Provided material –
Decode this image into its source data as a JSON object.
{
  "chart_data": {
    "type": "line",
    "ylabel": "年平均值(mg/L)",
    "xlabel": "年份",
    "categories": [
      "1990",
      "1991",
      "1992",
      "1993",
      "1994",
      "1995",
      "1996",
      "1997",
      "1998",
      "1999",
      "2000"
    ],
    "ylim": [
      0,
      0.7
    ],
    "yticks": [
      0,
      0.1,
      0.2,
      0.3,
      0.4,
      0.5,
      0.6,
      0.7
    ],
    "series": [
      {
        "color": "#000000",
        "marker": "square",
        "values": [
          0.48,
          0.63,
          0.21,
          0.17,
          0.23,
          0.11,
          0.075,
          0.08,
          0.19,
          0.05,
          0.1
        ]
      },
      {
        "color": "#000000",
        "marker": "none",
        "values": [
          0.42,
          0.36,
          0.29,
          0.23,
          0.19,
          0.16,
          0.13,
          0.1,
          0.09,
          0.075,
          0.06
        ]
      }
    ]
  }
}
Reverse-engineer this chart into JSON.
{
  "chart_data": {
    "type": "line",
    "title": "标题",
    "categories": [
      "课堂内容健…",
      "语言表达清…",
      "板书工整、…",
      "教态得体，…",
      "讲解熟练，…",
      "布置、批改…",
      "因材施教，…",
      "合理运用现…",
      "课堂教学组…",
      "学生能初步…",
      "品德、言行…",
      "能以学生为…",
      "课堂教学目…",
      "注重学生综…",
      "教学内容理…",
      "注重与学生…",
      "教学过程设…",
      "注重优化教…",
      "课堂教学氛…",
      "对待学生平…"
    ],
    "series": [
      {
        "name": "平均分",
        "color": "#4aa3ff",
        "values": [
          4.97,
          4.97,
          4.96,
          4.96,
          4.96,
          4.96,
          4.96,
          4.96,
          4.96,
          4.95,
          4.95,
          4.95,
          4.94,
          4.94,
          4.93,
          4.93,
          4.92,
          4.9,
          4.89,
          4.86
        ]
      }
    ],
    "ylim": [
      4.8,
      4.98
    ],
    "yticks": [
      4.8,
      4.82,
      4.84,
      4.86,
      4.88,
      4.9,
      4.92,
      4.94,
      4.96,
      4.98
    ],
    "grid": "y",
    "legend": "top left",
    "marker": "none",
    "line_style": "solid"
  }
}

Required work – Extract lines where the string "this" occurs.

Full solution –
Decode this image into its source data as a JSON object.
Reverse-engineer this chart into JSON.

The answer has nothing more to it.